● WHAT YOU HAVE TO DO:
Look through the material and tally each line bearing the word "miesięcy". Give only the total.

● ITEMS:
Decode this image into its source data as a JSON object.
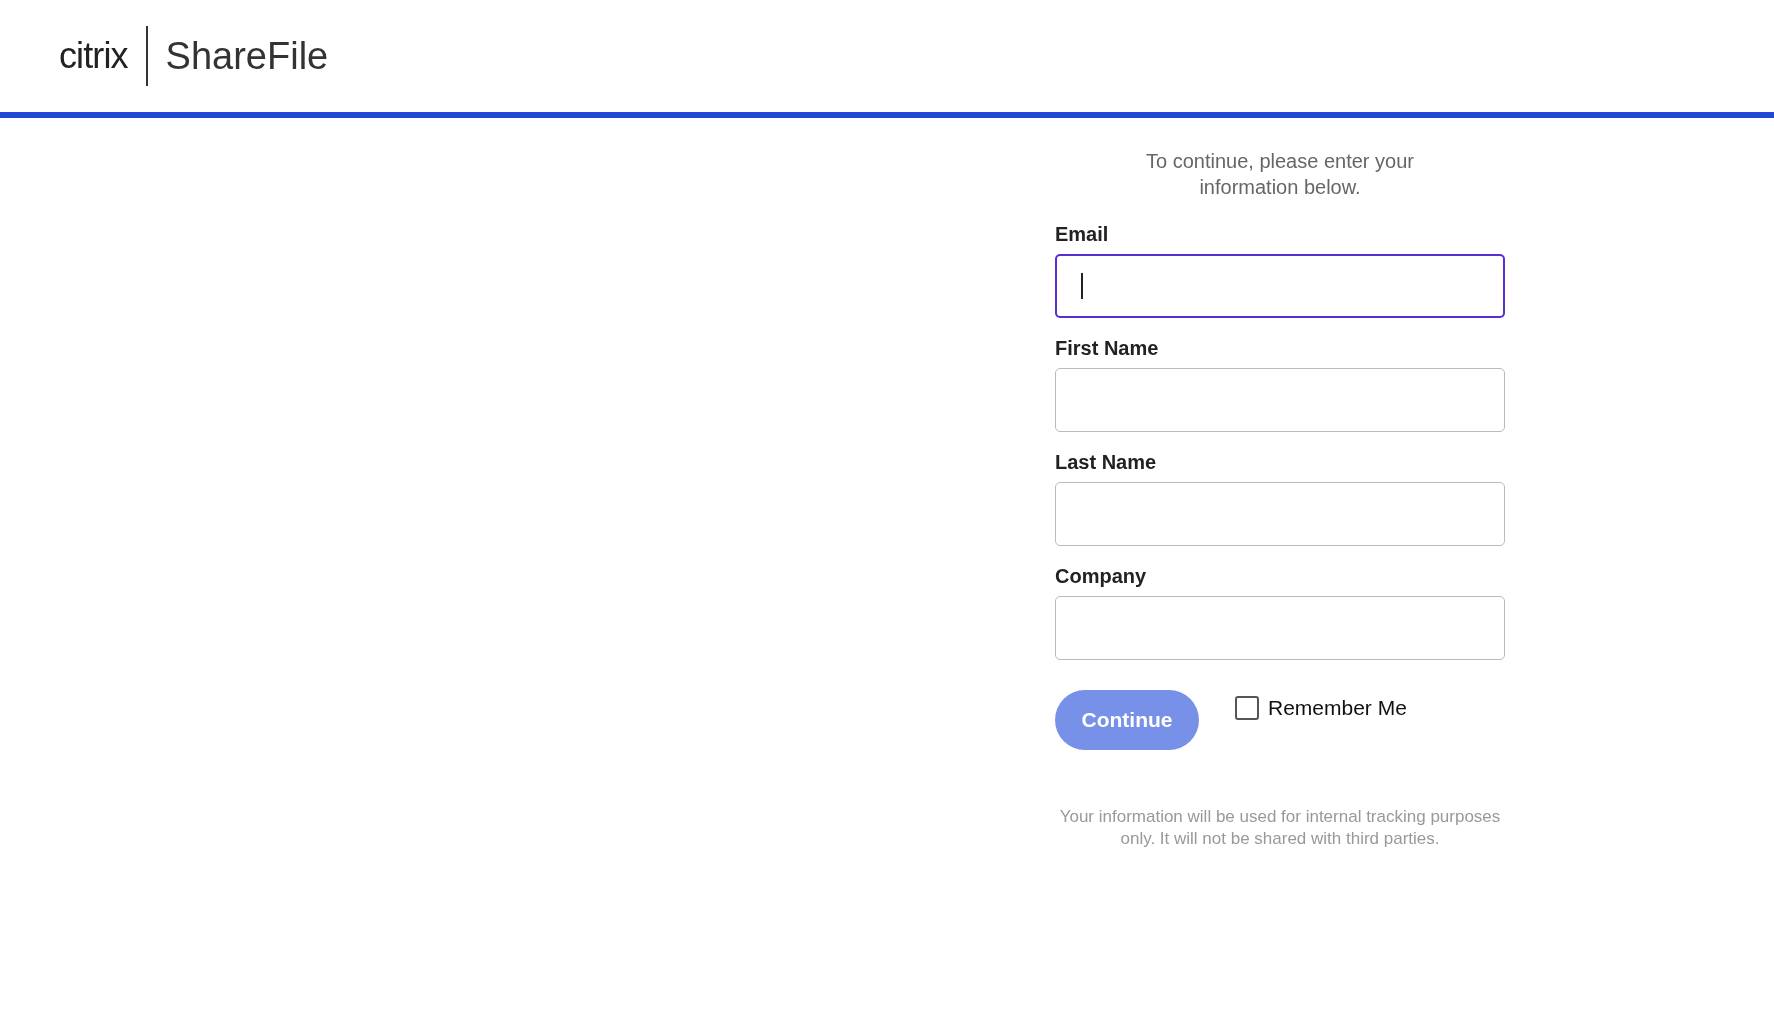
{
  "header": {
    "logo_left": "citrix",
    "logo_right": "ShareFile"
  },
  "intro": "To continue, please enter your information below.",
  "fields": [
    {
      "label": "Email",
      "focused": true
    },
    {
      "label": "First Name",
      "focused": false
    },
    {
      "label": "Last Name",
      "focused": false
    },
    {
      "label": "Company",
      "focused": false
    }
  ],
  "continue_button": {
    "label": "Continue",
    "disabled": true
  },
  "remember_me": {
    "label": "Remember Me",
    "checked": false
  },
  "footer_note": "Your information will be used for internal tracking purposes only. It will not be shared with third parties."
}
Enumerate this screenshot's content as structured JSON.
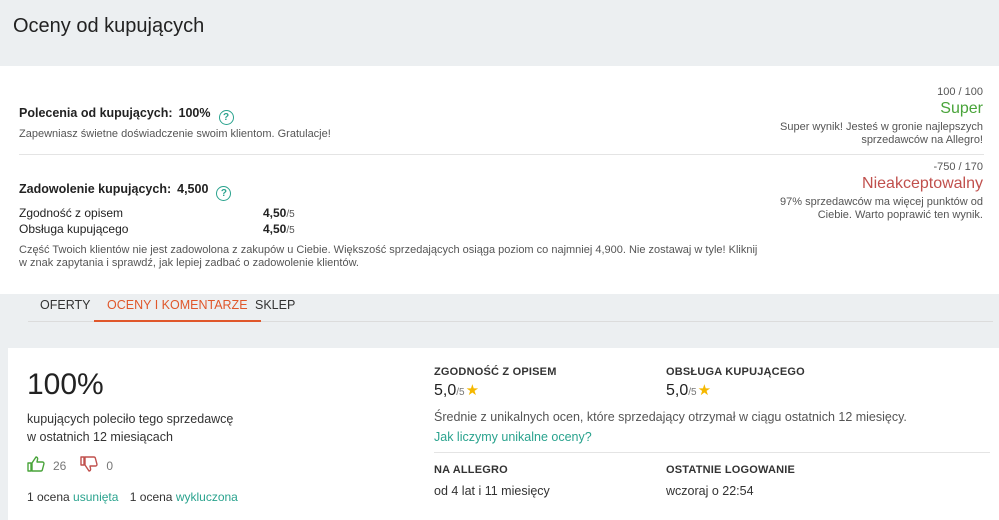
{
  "page_title": "Oceny od kupujących",
  "recommendations": {
    "label": "Polecenia od kupujących",
    "colon": ":",
    "value": "100%",
    "help": "?",
    "description": "Zapewniasz świetne doświadczenie swoim klientom. Gratulacje!",
    "score": "100 / 100",
    "verdict": "Super",
    "verdict_desc": "Super wynik! Jesteś w gronie najlepszych sprzedawców na Allegro!",
    "verdict_color": "#49a43a"
  },
  "satisfaction": {
    "label": "Zadowolenie kupujących",
    "colon": ":",
    "value": "4,500",
    "help": "?",
    "rows": [
      {
        "label": "Zgodność z opisem",
        "value": "4,50",
        "max": "/5"
      },
      {
        "label": "Obsługa kupującego",
        "value": "4,50",
        "max": "/5"
      }
    ],
    "warning": "Część Twoich klientów nie jest zadowolona z zakupów u Ciebie. Większość sprzedających osiąga poziom co najmniej 4,900. Nie zostawaj w tyle! Kliknij w znak zapytania i sprawdź, jak lepiej zadbać o zadowolenie klientów.",
    "score": "-750 / 170",
    "verdict": "Nieakceptowalny",
    "verdict_desc": "97% sprzedawców ma więcej punktów od Ciebie. Warto poprawić ten wynik.",
    "verdict_color": "#c0504d"
  },
  "tabs": [
    "OFERTY",
    "OCENY I KOMENTARZE",
    "SKLEP"
  ],
  "active_tab": "OCENY I KOMENTARZE",
  "summary": {
    "percent": "100%",
    "text_line1": "kupujących poleciło tego sprzedawcę",
    "text_line2": "w ostatnich 12 miesiącach",
    "positive_count": "26",
    "negative_count": "0",
    "removed_prefix": "1 ocena",
    "removed_link": "usunięta",
    "excluded_prefix": "1 ocena",
    "excluded_link": "wykluczona"
  },
  "ratings": {
    "description_heading": "ZGODNOŚĆ Z OPISEM",
    "description_score": "5,0",
    "description_max": "/5",
    "service_heading": "OBSŁUGA KUPUJĄCEGO",
    "service_score": "5,0",
    "service_max": "/5",
    "note": "Średnie z unikalnych ocen, które sprzedający otrzymał w ciągu ostatnich 12 miesięcy.",
    "how_link": "Jak liczymy unikalne oceny?",
    "star": "★"
  },
  "info": {
    "on_allegro_heading": "NA ALLEGRO",
    "on_allegro_value": "od 4 lat i 11 miesięcy",
    "last_login_heading": "OSTATNIE LOGOWANIE",
    "last_login_value": "wczoraj o 22:54"
  },
  "colors": {
    "accent": "#e0572b",
    "link": "#2aa38e",
    "star": "#f5b800"
  }
}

● RESULT FOR THIS EXERCISE:
2